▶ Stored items
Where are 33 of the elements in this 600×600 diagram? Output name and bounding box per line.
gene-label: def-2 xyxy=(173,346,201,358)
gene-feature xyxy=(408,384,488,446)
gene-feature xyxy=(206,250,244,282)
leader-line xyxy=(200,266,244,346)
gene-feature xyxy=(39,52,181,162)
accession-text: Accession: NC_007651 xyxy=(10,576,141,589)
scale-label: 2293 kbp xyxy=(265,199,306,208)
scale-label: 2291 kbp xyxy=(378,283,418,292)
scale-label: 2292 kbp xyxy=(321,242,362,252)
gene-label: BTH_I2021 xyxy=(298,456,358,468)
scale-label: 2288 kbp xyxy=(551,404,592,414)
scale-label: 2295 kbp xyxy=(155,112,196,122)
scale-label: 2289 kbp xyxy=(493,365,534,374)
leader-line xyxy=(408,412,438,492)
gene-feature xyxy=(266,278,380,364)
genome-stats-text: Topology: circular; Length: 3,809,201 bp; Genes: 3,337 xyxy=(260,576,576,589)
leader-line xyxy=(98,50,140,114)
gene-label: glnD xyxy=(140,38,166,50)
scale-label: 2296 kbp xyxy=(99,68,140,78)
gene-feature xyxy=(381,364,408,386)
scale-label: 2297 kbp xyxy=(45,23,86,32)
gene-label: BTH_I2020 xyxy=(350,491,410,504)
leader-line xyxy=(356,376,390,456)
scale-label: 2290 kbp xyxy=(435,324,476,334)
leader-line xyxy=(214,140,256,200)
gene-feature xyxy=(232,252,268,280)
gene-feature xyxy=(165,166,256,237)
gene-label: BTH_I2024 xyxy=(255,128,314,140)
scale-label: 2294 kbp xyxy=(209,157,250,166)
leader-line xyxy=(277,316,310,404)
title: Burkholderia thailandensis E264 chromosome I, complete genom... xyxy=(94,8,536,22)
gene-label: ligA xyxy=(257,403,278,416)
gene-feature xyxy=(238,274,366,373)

▶ Required action
Repeat all of the records above exactly as they appear.

▶ Result
Where are 33 of the elements in this 600×600 diagram? Output name and bounding box per line.
gene-label: def-2 xyxy=(173,346,201,358)
gene-feature xyxy=(408,384,488,446)
gene-feature xyxy=(206,250,244,282)
leader-line xyxy=(200,266,244,346)
gene-feature xyxy=(39,52,181,162)
accession-text: Accession: NC_007651 xyxy=(10,576,141,589)
scale-label: 2293 kbp xyxy=(265,199,306,208)
scale-label: 2291 kbp xyxy=(378,283,418,292)
scale-label: 2292 kbp xyxy=(321,242,362,252)
gene-label: BTH_I2021 xyxy=(298,456,358,468)
scale-label: 2288 kbp xyxy=(551,404,592,414)
scale-label: 2295 kbp xyxy=(155,112,196,122)
scale-label: 2289 kbp xyxy=(493,365,534,374)
leader-line xyxy=(408,412,438,492)
gene-feature xyxy=(266,278,380,364)
genome-stats-text: Topology: circular; Length: 3,809,201 bp; Genes: 3,337 xyxy=(260,576,576,589)
leader-line xyxy=(98,50,140,114)
gene-label: glnD xyxy=(140,38,166,50)
scale-label: 2296 kbp xyxy=(99,68,140,78)
gene-feature xyxy=(381,364,408,386)
scale-label: 2297 kbp xyxy=(45,23,86,32)
gene-label: BTH_I2020 xyxy=(350,491,410,504)
leader-line xyxy=(356,376,390,456)
scale-label: 2290 kbp xyxy=(435,324,476,334)
leader-line xyxy=(214,140,256,200)
gene-feature xyxy=(232,252,268,280)
gene-feature xyxy=(165,166,256,237)
gene-label: BTH_I2024 xyxy=(255,128,314,140)
scale-label: 2294 kbp xyxy=(209,157,250,166)
leader-line xyxy=(277,316,310,404)
title: Burkholderia thailandensis E264 chromosome I, complete genom... xyxy=(94,8,536,22)
gene-label: ligA xyxy=(257,403,278,416)
gene-feature xyxy=(238,274,366,373)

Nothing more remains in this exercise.